Goal of the exercise
Write out the full listing again, exactly as it stands.

Record list
*****
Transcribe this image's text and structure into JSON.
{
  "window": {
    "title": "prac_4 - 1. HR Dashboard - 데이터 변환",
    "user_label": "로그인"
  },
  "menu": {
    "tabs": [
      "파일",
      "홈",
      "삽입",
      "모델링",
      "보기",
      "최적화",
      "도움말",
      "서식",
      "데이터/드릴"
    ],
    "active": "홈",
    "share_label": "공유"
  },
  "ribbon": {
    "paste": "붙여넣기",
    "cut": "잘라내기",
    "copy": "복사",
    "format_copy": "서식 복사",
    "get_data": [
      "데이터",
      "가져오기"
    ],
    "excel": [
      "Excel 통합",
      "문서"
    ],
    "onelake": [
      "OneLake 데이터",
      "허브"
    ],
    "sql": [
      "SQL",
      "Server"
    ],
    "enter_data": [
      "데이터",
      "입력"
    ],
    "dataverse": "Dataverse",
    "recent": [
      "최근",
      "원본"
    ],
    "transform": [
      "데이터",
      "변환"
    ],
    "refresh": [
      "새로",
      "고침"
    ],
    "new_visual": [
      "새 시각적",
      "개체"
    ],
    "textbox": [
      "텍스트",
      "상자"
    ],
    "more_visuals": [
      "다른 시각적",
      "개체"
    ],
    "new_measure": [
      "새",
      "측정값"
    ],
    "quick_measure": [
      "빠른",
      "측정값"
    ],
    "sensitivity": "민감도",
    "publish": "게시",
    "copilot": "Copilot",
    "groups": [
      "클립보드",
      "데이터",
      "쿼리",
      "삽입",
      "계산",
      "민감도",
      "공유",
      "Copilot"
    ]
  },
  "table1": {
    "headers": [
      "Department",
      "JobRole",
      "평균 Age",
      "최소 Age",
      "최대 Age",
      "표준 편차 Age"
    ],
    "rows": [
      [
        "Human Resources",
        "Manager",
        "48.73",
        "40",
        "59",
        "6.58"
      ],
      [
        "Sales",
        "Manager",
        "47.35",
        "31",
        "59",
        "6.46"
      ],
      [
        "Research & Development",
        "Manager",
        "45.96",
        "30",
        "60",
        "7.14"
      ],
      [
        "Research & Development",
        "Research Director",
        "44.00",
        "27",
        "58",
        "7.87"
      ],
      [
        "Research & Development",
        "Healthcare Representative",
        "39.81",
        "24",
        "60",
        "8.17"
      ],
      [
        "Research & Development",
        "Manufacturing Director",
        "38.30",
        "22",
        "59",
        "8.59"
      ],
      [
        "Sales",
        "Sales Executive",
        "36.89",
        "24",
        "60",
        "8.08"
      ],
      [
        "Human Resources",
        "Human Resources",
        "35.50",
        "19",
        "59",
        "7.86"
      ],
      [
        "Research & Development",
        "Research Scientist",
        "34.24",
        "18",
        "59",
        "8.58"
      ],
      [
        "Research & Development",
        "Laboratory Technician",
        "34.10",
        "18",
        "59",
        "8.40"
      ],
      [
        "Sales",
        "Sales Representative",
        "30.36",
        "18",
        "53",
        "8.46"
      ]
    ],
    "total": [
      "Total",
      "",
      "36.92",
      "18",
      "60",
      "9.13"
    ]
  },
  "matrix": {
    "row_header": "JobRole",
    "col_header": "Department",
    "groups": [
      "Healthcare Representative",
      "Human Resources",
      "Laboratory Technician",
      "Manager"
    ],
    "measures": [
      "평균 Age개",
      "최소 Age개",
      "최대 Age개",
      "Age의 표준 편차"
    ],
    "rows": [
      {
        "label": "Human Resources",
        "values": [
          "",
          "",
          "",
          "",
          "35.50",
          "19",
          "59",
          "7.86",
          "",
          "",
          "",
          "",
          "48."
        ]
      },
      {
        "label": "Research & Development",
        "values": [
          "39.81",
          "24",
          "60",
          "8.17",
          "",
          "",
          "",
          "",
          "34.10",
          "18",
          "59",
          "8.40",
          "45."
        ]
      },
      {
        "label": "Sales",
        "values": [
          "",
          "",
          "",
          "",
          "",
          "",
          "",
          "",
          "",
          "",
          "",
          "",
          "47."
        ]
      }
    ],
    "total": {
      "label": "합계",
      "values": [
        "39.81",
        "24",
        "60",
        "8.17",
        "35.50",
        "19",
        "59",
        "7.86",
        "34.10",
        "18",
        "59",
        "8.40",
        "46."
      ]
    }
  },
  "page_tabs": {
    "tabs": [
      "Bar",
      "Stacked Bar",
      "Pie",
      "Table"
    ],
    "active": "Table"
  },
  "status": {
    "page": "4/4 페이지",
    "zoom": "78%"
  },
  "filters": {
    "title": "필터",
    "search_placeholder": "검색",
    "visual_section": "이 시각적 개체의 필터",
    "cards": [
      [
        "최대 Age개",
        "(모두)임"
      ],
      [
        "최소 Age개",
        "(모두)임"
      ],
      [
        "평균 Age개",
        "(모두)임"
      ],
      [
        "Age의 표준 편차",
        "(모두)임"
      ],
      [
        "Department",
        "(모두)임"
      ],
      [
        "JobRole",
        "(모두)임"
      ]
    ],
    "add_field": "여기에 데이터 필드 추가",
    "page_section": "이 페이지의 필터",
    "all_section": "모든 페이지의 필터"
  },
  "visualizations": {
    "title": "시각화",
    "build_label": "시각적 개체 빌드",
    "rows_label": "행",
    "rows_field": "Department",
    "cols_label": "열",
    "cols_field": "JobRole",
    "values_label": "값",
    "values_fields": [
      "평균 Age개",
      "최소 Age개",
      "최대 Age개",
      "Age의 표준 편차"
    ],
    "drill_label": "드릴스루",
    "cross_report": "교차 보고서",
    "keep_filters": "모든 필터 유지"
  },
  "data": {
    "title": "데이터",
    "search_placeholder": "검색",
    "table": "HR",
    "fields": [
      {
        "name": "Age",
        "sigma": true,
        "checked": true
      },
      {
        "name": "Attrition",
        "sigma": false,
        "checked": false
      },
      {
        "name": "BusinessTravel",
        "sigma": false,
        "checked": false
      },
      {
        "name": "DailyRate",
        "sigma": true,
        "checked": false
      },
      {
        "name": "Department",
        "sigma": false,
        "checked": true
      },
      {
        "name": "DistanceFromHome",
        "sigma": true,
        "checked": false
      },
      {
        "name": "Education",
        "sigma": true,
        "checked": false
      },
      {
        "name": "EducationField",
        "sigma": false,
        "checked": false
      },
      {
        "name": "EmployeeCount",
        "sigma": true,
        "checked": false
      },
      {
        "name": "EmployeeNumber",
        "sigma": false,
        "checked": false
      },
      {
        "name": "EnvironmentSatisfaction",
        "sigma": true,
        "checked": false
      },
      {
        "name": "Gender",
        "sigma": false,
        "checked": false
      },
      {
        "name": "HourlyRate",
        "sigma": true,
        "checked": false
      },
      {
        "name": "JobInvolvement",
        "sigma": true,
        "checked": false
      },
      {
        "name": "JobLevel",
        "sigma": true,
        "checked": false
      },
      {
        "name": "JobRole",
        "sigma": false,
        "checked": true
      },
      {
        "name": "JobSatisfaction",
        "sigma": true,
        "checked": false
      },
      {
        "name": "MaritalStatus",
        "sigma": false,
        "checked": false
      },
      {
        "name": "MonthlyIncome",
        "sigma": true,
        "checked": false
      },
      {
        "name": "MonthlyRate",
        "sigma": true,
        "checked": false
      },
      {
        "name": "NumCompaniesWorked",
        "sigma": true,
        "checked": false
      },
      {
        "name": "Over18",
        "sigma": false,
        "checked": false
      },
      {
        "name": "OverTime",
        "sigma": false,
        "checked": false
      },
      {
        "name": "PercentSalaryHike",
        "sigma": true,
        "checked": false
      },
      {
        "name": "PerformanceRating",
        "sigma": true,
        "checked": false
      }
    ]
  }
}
*****
Solution
Transcribe this image's text and structure into JSON.
{
  "window": {
    "title": "prac_4 - 1. HR Dashboard - 데이터 변환",
    "user_label": "로그인"
  },
  "menu": {
    "tabs": [
      "파일",
      "홈",
      "삽입",
      "모델링",
      "보기",
      "최적화",
      "도움말",
      "서식",
      "데이터/드릴"
    ],
    "active": "홈",
    "share_label": "공유"
  },
  "ribbon": {
    "paste": "붙여넣기",
    "cut": "잘라내기",
    "copy": "복사",
    "format_copy": "서식 복사",
    "get_data": [
      "데이터",
      "가져오기"
    ],
    "excel": [
      "Excel 통합",
      "문서"
    ],
    "onelake": [
      "OneLake 데이터",
      "허브"
    ],
    "sql": [
      "SQL",
      "Server"
    ],
    "enter_data": [
      "데이터",
      "입력"
    ],
    "dataverse": "Dataverse",
    "recent": [
      "최근",
      "원본"
    ],
    "transform": [
      "데이터",
      "변환"
    ],
    "refresh": [
      "새로",
      "고침"
    ],
    "new_visual": [
      "새 시각적",
      "개체"
    ],
    "textbox": [
      "텍스트",
      "상자"
    ],
    "more_visuals": [
      "다른 시각적",
      "개체"
    ],
    "new_measure": [
      "새",
      "측정값"
    ],
    "quick_measure": [
      "빠른",
      "측정값"
    ],
    "sensitivity": "민감도",
    "publish": "게시",
    "copilot": "Copilot",
    "groups": [
      "클립보드",
      "데이터",
      "쿼리",
      "삽입",
      "계산",
      "민감도",
      "공유",
      "Copilot"
    ]
  },
  "table1": {
    "headers": [
      "Department",
      "JobRole",
      "평균 Age",
      "최소 Age",
      "최대 Age",
      "표준 편차 Age"
    ],
    "rows": [
      [
        "Human Resources",
        "Manager",
        "48.73",
        "40",
        "59",
        "6.58"
      ],
      [
        "Sales",
        "Manager",
        "47.35",
        "31",
        "59",
        "6.46"
      ],
      [
        "Research & Development",
        "Manager",
        "45.96",
        "30",
        "60",
        "7.14"
      ],
      [
        "Research & Development",
        "Research Director",
        "44.00",
        "27",
        "58",
        "7.87"
      ],
      [
        "Research & Development",
        "Healthcare Representative",
        "39.81",
        "24",
        "60",
        "8.17"
      ],
      [
        "Research & Development",
        "Manufacturing Director",
        "38.30",
        "22",
        "59",
        "8.59"
      ],
      [
        "Sales",
        "Sales Executive",
        "36.89",
        "24",
        "60",
        "8.08"
      ],
      [
        "Human Resources",
        "Human Resources",
        "35.50",
        "19",
        "59",
        "7.86"
      ],
      [
        "Research & Development",
        "Research Scientist",
        "34.24",
        "18",
        "59",
        "8.58"
      ],
      [
        "Research & Development",
        "Laboratory Technician",
        "34.10",
        "18",
        "59",
        "8.40"
      ],
      [
        "Sales",
        "Sales Representative",
        "30.36",
        "18",
        "53",
        "8.46"
      ]
    ],
    "total": [
      "Total",
      "",
      "36.92",
      "18",
      "60",
      "9.13"
    ]
  },
  "matrix": {
    "row_header": "JobRole",
    "col_header": "Department",
    "groups": [
      "Healthcare Representative",
      "Human Resources",
      "Laboratory Technician",
      "Manager"
    ],
    "measures": [
      "평균 Age개",
      "최소 Age개",
      "최대 Age개",
      "Age의 표준 편차"
    ],
    "rows": [
      {
        "label": "Human Resources",
        "values": [
          "",
          "",
          "",
          "",
          "35.50",
          "19",
          "59",
          "7.86",
          "",
          "",
          "",
          "",
          "48."
        ]
      },
      {
        "label": "Research & Development",
        "values": [
          "39.81",
          "24",
          "60",
          "8.17",
          "",
          "",
          "",
          "",
          "34.10",
          "18",
          "59",
          "8.40",
          "45."
        ]
      },
      {
        "label": "Sales",
        "values": [
          "",
          "",
          "",
          "",
          "",
          "",
          "",
          "",
          "",
          "",
          "",
          "",
          "47."
        ]
      }
    ],
    "total": {
      "label": "합계",
      "values": [
        "39.81",
        "24",
        "60",
        "8.17",
        "35.50",
        "19",
        "59",
        "7.86",
        "34.10",
        "18",
        "59",
        "8.40",
        "46."
      ]
    }
  },
  "page_tabs": {
    "tabs": [
      "Bar",
      "Stacked Bar",
      "Pie",
      "Table"
    ],
    "active": "Table"
  },
  "status": {
    "page": "4/4 페이지",
    "zoom": "78%"
  },
  "filters": {
    "title": "필터",
    "search_placeholder": "검색",
    "visual_section": "이 시각적 개체의 필터",
    "cards": [
      [
        "최대 Age개",
        "(모두)임"
      ],
      [
        "최소 Age개",
        "(모두)임"
      ],
      [
        "평균 Age개",
        "(모두)임"
      ],
      [
        "Age의 표준 편차",
        "(모두)임"
      ],
      [
        "Department",
        "(모두)임"
      ],
      [
        "JobRole",
        "(모두)임"
      ]
    ],
    "add_field": "여기에 데이터 필드 추가",
    "page_section": "이 페이지의 필터",
    "all_section": "모든 페이지의 필터"
  },
  "visualizations": {
    "title": "시각화",
    "build_label": "시각적 개체 빌드",
    "rows_label": "행",
    "rows_field": "Department",
    "cols_label": "열",
    "cols_field": "JobRole",
    "values_label": "값",
    "values_fields": [
      "평균 Age개",
      "최소 Age개",
      "최대 Age개",
      "Age의 표준 편차"
    ],
    "drill_label": "드릴스루",
    "cross_report": "교차 보고서",
    "keep_filters": "모든 필터 유지"
  },
  "data": {
    "title": "데이터",
    "search_placeholder": "검색",
    "table": "HR",
    "fields": [
      {
        "name": "Age",
        "sigma": true,
        "checked": true
      },
      {
        "name": "Attrition",
        "sigma": false,
        "checked": false
      },
      {
        "name": "BusinessTravel",
        "sigma": false,
        "checked": false
      },
      {
        "name": "DailyRate",
        "sigma": true,
        "checked": false
      },
      {
        "name": "Department",
        "sigma": false,
        "checked": true
      },
      {
        "name": "DistanceFromHome",
        "sigma": true,
        "checked": false
      },
      {
        "name": "Education",
        "sigma": true,
        "checked": false
      },
      {
        "name": "EducationField",
        "sigma": false,
        "checked": false
      },
      {
        "name": "EmployeeCount",
        "sigma": true,
        "checked": false
      },
      {
        "name": "EmployeeNumber",
        "sigma": false,
        "checked": false
      },
      {
        "name": "EnvironmentSatisfaction",
        "sigma": true,
        "checked": false
      },
      {
        "name": "Gender",
        "sigma": false,
        "checked": false
      },
      {
        "name": "HourlyRate",
        "sigma": true,
        "checked": false
      },
      {
        "name": "JobInvolvement",
        "sigma": true,
        "checked": false
      },
      {
        "name": "JobLevel",
        "sigma": true,
        "checked": false
      },
      {
        "name": "JobRole",
        "sigma": false,
        "checked": true
      },
      {
        "name": "JobSatisfaction",
        "sigma": true,
        "checked": false
      },
      {
        "name": "MaritalStatus",
        "sigma": false,
        "checked": false
      },
      {
        "name": "MonthlyIncome",
        "sigma": true,
        "checked": false
      },
      {
        "name": "MonthlyRate",
        "sigma": true,
        "checked": false
      },
      {
        "name": "NumCompaniesWorked",
        "sigma": true,
        "checked": false
      },
      {
        "name": "Over18",
        "sigma": false,
        "checked": false
      },
      {
        "name": "OverTime",
        "sigma": false,
        "checked": false
      },
      {
        "name": "PercentSalaryHike",
        "sigma": true,
        "checked": false
      },
      {
        "name": "PerformanceRating",
        "sigma": true,
        "checked": false
      }
    ]
  }
}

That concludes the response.